_The exercise_.
The line containing "Give me a plain-text" marks the start; return it and every line after it in the listing below, exactly, through the last.

▼

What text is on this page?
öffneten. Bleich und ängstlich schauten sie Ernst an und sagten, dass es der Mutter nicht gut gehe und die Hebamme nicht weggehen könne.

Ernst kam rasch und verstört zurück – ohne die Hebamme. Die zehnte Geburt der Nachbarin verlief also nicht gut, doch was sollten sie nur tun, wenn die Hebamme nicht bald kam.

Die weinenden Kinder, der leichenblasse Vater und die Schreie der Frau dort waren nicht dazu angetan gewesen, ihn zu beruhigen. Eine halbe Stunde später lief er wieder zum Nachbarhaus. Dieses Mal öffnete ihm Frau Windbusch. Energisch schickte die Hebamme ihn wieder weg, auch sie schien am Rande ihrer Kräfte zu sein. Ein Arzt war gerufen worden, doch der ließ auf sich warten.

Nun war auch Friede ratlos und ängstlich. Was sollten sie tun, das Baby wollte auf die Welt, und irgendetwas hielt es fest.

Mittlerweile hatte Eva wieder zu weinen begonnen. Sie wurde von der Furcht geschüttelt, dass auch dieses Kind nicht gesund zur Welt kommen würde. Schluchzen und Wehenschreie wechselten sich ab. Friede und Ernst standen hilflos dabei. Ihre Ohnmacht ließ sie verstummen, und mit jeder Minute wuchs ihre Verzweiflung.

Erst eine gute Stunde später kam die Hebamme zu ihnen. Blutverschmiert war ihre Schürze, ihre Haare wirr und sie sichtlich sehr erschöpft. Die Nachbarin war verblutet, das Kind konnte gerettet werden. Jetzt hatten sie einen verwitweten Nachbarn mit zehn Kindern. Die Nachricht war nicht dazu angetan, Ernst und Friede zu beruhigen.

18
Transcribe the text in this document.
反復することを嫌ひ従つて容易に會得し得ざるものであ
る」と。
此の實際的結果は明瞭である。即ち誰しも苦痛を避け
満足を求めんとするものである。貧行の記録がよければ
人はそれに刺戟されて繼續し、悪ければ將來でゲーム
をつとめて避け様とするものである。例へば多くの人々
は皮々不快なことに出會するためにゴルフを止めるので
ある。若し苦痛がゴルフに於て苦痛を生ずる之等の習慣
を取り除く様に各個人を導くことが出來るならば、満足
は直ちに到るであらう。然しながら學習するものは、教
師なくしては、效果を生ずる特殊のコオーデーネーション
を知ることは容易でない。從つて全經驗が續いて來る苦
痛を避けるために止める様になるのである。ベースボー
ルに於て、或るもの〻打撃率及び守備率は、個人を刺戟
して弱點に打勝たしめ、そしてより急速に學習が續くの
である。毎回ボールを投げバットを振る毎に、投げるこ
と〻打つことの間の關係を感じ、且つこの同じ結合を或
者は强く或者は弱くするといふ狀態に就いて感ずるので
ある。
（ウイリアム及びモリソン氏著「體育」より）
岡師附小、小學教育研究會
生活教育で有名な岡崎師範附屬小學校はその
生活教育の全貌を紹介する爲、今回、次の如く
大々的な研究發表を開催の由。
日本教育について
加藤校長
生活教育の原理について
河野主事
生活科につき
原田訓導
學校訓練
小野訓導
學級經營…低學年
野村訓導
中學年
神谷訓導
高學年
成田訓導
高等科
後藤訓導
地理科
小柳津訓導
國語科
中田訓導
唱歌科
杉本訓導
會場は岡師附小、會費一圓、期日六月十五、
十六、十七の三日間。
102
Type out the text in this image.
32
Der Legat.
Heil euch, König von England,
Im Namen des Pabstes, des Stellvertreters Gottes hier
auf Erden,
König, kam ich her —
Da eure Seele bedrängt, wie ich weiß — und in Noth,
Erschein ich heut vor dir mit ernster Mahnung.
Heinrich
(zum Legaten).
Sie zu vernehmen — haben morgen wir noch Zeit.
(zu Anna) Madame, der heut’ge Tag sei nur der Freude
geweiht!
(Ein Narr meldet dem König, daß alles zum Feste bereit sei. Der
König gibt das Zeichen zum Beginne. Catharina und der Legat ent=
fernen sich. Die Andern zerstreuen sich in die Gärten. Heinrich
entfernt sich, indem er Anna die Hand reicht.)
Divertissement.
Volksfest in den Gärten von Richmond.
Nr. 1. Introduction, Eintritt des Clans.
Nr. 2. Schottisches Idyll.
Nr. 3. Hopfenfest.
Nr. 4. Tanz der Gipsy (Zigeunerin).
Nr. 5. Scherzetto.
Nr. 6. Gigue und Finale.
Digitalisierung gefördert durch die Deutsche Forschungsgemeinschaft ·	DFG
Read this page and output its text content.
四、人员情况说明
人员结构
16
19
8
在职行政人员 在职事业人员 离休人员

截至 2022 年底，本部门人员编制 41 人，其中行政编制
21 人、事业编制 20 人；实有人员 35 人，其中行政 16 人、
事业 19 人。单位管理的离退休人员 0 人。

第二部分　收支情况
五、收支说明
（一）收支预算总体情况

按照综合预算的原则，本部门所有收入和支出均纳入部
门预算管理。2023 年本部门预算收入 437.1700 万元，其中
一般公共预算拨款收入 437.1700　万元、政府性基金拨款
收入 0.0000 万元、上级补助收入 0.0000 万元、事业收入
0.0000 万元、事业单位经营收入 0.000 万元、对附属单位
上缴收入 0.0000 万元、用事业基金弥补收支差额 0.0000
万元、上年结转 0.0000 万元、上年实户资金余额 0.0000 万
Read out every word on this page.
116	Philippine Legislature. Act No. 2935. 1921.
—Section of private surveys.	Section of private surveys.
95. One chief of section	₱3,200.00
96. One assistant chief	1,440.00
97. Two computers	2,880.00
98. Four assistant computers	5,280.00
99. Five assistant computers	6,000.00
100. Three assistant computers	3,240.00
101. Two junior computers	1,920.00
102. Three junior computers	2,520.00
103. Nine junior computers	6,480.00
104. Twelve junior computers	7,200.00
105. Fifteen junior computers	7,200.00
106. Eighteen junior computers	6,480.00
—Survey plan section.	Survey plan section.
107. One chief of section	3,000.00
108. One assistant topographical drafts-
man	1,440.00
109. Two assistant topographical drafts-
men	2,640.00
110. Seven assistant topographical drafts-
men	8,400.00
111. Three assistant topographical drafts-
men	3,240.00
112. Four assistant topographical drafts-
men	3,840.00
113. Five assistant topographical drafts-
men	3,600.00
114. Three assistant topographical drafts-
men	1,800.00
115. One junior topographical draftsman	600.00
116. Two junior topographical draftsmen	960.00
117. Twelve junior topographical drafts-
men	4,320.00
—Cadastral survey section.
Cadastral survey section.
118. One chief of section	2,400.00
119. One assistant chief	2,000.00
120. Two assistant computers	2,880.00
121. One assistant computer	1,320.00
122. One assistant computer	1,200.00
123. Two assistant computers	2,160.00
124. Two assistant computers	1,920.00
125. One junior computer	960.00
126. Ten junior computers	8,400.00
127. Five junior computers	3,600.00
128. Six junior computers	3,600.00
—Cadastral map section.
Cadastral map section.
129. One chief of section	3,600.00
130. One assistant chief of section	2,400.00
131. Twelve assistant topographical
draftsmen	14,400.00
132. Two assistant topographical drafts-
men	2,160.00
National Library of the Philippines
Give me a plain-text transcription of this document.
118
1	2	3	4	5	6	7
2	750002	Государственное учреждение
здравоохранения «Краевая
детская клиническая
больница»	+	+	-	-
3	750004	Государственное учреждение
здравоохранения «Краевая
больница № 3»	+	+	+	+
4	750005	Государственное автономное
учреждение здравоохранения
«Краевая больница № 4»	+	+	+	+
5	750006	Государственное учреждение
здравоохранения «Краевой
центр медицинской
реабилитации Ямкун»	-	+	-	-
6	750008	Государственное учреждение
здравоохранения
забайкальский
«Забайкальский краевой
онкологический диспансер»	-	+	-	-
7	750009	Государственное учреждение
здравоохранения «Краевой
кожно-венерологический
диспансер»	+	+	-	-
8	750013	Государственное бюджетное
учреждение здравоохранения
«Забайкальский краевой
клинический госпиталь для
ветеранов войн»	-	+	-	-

▲

_Written response_.
Give me a plain-text transcription of this document.
118
1	2	3	4	5	6	7
2	750002	Государственное учреждение
здравоохранения «Краевая
детская клиническая
больница»	+	+	-	-
3	750004	Государственное учреждение
здравоохранения «Краевая
больница № 3»	+	+	+	+
4	750005	Государственное автономное
учреждение здравоохранения
«Краевая больница № 4»	+	+	+	+
5	750006	Государственное учреждение
здравоохранения «Краевой
центр медицинской
реабилитации Ямкун»	-	+	-	-
6	750008	Государственное учреждение
здравоохранения
забайкальский
«Забайкальский краевой
онкологический диспансер»	-	+	-	-
7	750009	Государственное учреждение
здравоохранения «Краевой
кожно-венерологический
диспансер»	+	+	-	-
8	750013	Государственное бюджетное
учреждение здравоохранения
«Забайкальский краевой
клинический госпиталь для
ветеранов войн»	-	+	-	-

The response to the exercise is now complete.